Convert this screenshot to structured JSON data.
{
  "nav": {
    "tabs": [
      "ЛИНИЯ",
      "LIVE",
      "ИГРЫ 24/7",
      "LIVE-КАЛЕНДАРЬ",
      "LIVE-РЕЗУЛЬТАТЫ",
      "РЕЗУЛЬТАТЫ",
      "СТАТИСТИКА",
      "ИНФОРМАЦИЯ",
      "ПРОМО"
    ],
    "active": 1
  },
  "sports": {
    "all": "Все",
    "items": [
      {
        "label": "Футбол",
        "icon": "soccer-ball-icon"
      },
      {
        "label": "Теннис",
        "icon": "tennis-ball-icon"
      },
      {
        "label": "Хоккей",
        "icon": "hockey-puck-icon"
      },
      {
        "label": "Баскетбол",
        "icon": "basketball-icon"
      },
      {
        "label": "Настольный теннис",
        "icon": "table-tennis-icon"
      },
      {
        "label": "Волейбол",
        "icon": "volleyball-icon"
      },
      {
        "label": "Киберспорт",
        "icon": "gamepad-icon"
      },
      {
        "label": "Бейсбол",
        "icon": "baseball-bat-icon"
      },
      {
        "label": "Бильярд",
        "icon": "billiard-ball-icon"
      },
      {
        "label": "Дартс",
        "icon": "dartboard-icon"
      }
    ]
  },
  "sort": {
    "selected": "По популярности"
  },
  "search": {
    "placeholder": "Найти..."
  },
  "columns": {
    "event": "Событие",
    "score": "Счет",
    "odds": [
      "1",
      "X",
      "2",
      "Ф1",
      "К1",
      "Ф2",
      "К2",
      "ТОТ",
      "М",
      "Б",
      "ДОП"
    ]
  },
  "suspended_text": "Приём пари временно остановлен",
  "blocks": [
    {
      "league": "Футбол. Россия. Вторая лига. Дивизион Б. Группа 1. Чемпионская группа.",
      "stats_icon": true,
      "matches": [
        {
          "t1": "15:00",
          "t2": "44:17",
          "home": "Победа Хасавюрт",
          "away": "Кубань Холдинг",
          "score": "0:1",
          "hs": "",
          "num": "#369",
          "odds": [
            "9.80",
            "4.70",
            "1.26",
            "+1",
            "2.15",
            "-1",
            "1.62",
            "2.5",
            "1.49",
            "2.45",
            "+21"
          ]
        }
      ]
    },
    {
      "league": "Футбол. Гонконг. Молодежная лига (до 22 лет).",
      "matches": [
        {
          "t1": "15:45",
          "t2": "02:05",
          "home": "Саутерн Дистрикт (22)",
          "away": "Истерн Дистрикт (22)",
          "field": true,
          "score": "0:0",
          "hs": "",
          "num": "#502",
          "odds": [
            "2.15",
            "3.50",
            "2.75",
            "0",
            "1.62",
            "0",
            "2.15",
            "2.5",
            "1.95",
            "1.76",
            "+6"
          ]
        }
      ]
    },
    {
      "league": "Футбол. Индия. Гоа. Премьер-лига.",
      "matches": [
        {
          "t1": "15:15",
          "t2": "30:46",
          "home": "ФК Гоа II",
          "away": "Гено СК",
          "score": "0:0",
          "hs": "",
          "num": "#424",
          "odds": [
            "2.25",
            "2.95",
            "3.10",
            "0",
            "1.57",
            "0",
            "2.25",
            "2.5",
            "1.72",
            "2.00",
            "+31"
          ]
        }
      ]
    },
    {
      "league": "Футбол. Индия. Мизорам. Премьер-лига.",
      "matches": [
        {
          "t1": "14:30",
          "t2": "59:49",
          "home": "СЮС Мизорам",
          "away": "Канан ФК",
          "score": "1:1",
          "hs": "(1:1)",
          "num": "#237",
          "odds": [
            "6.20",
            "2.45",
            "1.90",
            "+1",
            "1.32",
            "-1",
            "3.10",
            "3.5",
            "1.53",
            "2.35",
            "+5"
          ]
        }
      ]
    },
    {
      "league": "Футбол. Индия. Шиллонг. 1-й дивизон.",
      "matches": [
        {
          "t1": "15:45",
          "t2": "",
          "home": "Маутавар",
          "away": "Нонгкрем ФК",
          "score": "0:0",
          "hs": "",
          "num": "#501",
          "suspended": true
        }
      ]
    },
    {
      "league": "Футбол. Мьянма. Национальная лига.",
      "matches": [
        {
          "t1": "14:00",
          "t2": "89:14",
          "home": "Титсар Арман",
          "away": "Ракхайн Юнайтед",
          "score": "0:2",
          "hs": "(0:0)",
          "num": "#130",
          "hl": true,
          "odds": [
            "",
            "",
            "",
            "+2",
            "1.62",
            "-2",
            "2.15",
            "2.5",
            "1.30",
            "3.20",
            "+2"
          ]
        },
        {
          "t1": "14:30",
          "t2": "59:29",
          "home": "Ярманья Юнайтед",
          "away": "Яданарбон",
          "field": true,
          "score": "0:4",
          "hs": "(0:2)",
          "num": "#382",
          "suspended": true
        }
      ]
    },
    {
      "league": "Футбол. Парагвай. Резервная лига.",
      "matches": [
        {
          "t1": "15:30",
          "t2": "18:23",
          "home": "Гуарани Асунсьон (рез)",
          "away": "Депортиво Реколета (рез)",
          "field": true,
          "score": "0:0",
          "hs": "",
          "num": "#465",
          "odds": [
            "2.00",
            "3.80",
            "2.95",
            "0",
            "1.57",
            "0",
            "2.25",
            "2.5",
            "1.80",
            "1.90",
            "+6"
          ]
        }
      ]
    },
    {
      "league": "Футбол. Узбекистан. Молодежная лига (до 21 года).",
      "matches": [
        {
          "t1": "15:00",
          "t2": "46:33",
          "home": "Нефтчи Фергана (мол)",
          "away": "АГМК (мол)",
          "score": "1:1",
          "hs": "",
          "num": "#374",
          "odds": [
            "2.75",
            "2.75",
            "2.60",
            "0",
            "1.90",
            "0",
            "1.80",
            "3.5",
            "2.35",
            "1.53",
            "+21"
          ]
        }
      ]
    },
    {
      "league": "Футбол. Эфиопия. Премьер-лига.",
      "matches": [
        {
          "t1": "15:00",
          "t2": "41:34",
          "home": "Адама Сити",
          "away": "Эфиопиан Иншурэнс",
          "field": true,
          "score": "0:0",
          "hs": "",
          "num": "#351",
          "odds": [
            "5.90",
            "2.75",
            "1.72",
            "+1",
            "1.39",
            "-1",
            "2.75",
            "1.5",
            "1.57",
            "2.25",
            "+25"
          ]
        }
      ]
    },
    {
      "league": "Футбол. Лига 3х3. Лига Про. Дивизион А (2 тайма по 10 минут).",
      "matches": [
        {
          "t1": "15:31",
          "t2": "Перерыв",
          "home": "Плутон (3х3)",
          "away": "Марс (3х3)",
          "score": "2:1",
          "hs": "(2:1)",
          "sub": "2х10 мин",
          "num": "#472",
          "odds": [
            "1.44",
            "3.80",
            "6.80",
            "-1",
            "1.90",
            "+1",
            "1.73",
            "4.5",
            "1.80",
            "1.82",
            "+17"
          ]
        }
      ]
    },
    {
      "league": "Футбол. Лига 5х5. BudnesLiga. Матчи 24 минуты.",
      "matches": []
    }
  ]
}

● **WORK REQUIRED**
Copy out the whole listing, exactly as written.

● **FINISHED ANSWER**
Convert this screenshot to structured JSON data.
{
  "nav": {
    "tabs": [
      "ЛИНИЯ",
      "LIVE",
      "ИГРЫ 24/7",
      "LIVE-КАЛЕНДАРЬ",
      "LIVE-РЕЗУЛЬТАТЫ",
      "РЕЗУЛЬТАТЫ",
      "СТАТИСТИКА",
      "ИНФОРМАЦИЯ",
      "ПРОМО"
    ],
    "active": 1
  },
  "sports": {
    "all": "Все",
    "items": [
      {
        "label": "Футбол",
        "icon": "soccer-ball-icon"
      },
      {
        "label": "Теннис",
        "icon": "tennis-ball-icon"
      },
      {
        "label": "Хоккей",
        "icon": "hockey-puck-icon"
      },
      {
        "label": "Баскетбол",
        "icon": "basketball-icon"
      },
      {
        "label": "Настольный теннис",
        "icon": "table-tennis-icon"
      },
      {
        "label": "Волейбол",
        "icon": "volleyball-icon"
      },
      {
        "label": "Киберспорт",
        "icon": "gamepad-icon"
      },
      {
        "label": "Бейсбол",
        "icon": "baseball-bat-icon"
      },
      {
        "label": "Бильярд",
        "icon": "billiard-ball-icon"
      },
      {
        "label": "Дартс",
        "icon": "dartboard-icon"
      }
    ]
  },
  "sort": {
    "selected": "По популярности"
  },
  "search": {
    "placeholder": "Найти..."
  },
  "columns": {
    "event": "Событие",
    "score": "Счет",
    "odds": [
      "1",
      "X",
      "2",
      "Ф1",
      "К1",
      "Ф2",
      "К2",
      "ТОТ",
      "М",
      "Б",
      "ДОП"
    ]
  },
  "suspended_text": "Приём пари временно остановлен",
  "blocks": [
    {
      "league": "Футбол. Россия. Вторая лига. Дивизион Б. Группа 1. Чемпионская группа.",
      "stats_icon": true,
      "matches": [
        {
          "t1": "15:00",
          "t2": "44:17",
          "home": "Победа Хасавюрт",
          "away": "Кубань Холдинг",
          "score": "0:1",
          "hs": "",
          "num": "#369",
          "odds": [
            "9.80",
            "4.70",
            "1.26",
            "+1",
            "2.15",
            "-1",
            "1.62",
            "2.5",
            "1.49",
            "2.45",
            "+21"
          ]
        }
      ]
    },
    {
      "league": "Футбол. Гонконг. Молодежная лига (до 22 лет).",
      "matches": [
        {
          "t1": "15:45",
          "t2": "02:05",
          "home": "Саутерн Дистрикт (22)",
          "away": "Истерн Дистрикт (22)",
          "field": true,
          "score": "0:0",
          "hs": "",
          "num": "#502",
          "odds": [
            "2.15",
            "3.50",
            "2.75",
            "0",
            "1.62",
            "0",
            "2.15",
            "2.5",
            "1.95",
            "1.76",
            "+6"
          ]
        }
      ]
    },
    {
      "league": "Футбол. Индия. Гоа. Премьер-лига.",
      "matches": [
        {
          "t1": "15:15",
          "t2": "30:46",
          "home": "ФК Гоа II",
          "away": "Гено СК",
          "score": "0:0",
          "hs": "",
          "num": "#424",
          "odds": [
            "2.25",
            "2.95",
            "3.10",
            "0",
            "1.57",
            "0",
            "2.25",
            "2.5",
            "1.72",
            "2.00",
            "+31"
          ]
        }
      ]
    },
    {
      "league": "Футбол. Индия. Мизорам. Премьер-лига.",
      "matches": [
        {
          "t1": "14:30",
          "t2": "59:49",
          "home": "СЮС Мизорам",
          "away": "Канан ФК",
          "score": "1:1",
          "hs": "(1:1)",
          "num": "#237",
          "odds": [
            "6.20",
            "2.45",
            "1.90",
            "+1",
            "1.32",
            "-1",
            "3.10",
            "3.5",
            "1.53",
            "2.35",
            "+5"
          ]
        }
      ]
    },
    {
      "league": "Футбол. Индия. Шиллонг. 1-й дивизон.",
      "matches": [
        {
          "t1": "15:45",
          "t2": "",
          "home": "Маутавар",
          "away": "Нонгкрем ФК",
          "score": "0:0",
          "hs": "",
          "num": "#501",
          "suspended": true
        }
      ]
    },
    {
      "league": "Футбол. Мьянма. Национальная лига.",
      "matches": [
        {
          "t1": "14:00",
          "t2": "89:14",
          "home": "Титсар Арман",
          "away": "Ракхайн Юнайтед",
          "score": "0:2",
          "hs": "(0:0)",
          "num": "#130",
          "hl": true,
          "odds": [
            "",
            "",
            "",
            "+2",
            "1.62",
            "-2",
            "2.15",
            "2.5",
            "1.30",
            "3.20",
            "+2"
          ]
        },
        {
          "t1": "14:30",
          "t2": "59:29",
          "home": "Ярманья Юнайтед",
          "away": "Яданарбон",
          "field": true,
          "score": "0:4",
          "hs": "(0:2)",
          "num": "#382",
          "suspended": true
        }
      ]
    },
    {
      "league": "Футбол. Парагвай. Резервная лига.",
      "matches": [
        {
          "t1": "15:30",
          "t2": "18:23",
          "home": "Гуарани Асунсьон (рез)",
          "away": "Депортиво Реколета (рез)",
          "field": true,
          "score": "0:0",
          "hs": "",
          "num": "#465",
          "odds": [
            "2.00",
            "3.80",
            "2.95",
            "0",
            "1.57",
            "0",
            "2.25",
            "2.5",
            "1.80",
            "1.90",
            "+6"
          ]
        }
      ]
    },
    {
      "league": "Футбол. Узбекистан. Молодежная лига (до 21 года).",
      "matches": [
        {
          "t1": "15:00",
          "t2": "46:33",
          "home": "Нефтчи Фергана (мол)",
          "away": "АГМК (мол)",
          "score": "1:1",
          "hs": "",
          "num": "#374",
          "odds": [
            "2.75",
            "2.75",
            "2.60",
            "0",
            "1.90",
            "0",
            "1.80",
            "3.5",
            "2.35",
            "1.53",
            "+21"
          ]
        }
      ]
    },
    {
      "league": "Футбол. Эфиопия. Премьер-лига.",
      "matches": [
        {
          "t1": "15:00",
          "t2": "41:34",
          "home": "Адама Сити",
          "away": "Эфиопиан Иншурэнс",
          "field": true,
          "score": "0:0",
          "hs": "",
          "num": "#351",
          "odds": [
            "5.90",
            "2.75",
            "1.72",
            "+1",
            "1.39",
            "-1",
            "2.75",
            "1.5",
            "1.57",
            "2.25",
            "+25"
          ]
        }
      ]
    },
    {
      "league": "Футбол. Лига 3х3. Лига Про. Дивизион А (2 тайма по 10 минут).",
      "matches": [
        {
          "t1": "15:31",
          "t2": "Перерыв",
          "home": "Плутон (3х3)",
          "away": "Марс (3х3)",
          "score": "2:1",
          "hs": "(2:1)",
          "sub": "2х10 мин",
          "num": "#472",
          "odds": [
            "1.44",
            "3.80",
            "6.80",
            "-1",
            "1.90",
            "+1",
            "1.73",
            "4.5",
            "1.80",
            "1.82",
            "+17"
          ]
        }
      ]
    },
    {
      "league": "Футбол. Лига 5х5. BudnesLiga. Матчи 24 минуты.",
      "matches": []
    }
  ]
}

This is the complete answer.